** Exercise task **
Exactly as given, repeat all of the entries.

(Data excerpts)

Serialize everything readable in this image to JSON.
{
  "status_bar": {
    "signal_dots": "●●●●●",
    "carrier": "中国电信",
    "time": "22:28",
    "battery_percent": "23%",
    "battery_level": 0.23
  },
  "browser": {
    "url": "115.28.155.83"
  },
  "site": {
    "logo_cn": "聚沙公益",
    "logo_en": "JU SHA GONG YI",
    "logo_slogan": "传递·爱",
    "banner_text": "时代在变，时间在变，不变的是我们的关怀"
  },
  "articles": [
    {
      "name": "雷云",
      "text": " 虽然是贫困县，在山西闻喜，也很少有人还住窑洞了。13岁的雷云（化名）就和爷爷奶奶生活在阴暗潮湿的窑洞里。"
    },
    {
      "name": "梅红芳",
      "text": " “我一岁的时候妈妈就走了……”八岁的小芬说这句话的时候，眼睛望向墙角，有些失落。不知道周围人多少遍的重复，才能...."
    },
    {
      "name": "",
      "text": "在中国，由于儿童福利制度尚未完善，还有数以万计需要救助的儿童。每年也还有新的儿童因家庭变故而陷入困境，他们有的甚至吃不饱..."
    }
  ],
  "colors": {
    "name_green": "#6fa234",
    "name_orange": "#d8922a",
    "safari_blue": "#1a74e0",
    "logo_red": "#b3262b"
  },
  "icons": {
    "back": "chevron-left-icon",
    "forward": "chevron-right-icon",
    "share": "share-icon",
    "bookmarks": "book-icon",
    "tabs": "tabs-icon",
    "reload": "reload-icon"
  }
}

** Final result **
Serialize everything readable in this image to JSON.
{
  "status_bar": {
    "signal_dots": "●●●●●",
    "carrier": "中国电信",
    "time": "22:28",
    "battery_percent": "23%",
    "battery_level": 0.23
  },
  "browser": {
    "url": "115.28.155.83"
  },
  "site": {
    "logo_cn": "聚沙公益",
    "logo_en": "JU SHA GONG YI",
    "logo_slogan": "传递·爱",
    "banner_text": "时代在变，时间在变，不变的是我们的关怀"
  },
  "articles": [
    {
      "name": "雷云",
      "text": " 虽然是贫困县，在山西闻喜，也很少有人还住窑洞了。13岁的雷云（化名）就和爷爷奶奶生活在阴暗潮湿的窑洞里。"
    },
    {
      "name": "梅红芳",
      "text": " “我一岁的时候妈妈就走了……”八岁的小芬说这句话的时候，眼睛望向墙角，有些失落。不知道周围人多少遍的重复，才能...."
    },
    {
      "name": "",
      "text": "在中国，由于儿童福利制度尚未完善，还有数以万计需要救助的儿童。每年也还有新的儿童因家庭变故而陷入困境，他们有的甚至吃不饱..."
    }
  ],
  "colors": {
    "name_green": "#6fa234",
    "name_orange": "#d8922a",
    "safari_blue": "#1a74e0",
    "logo_red": "#b3262b"
  },
  "icons": {
    "back": "chevron-left-icon",
    "forward": "chevron-right-icon",
    "share": "share-icon",
    "bookmarks": "book-icon",
    "tabs": "tabs-icon",
    "reload": "reload-icon"
  }
}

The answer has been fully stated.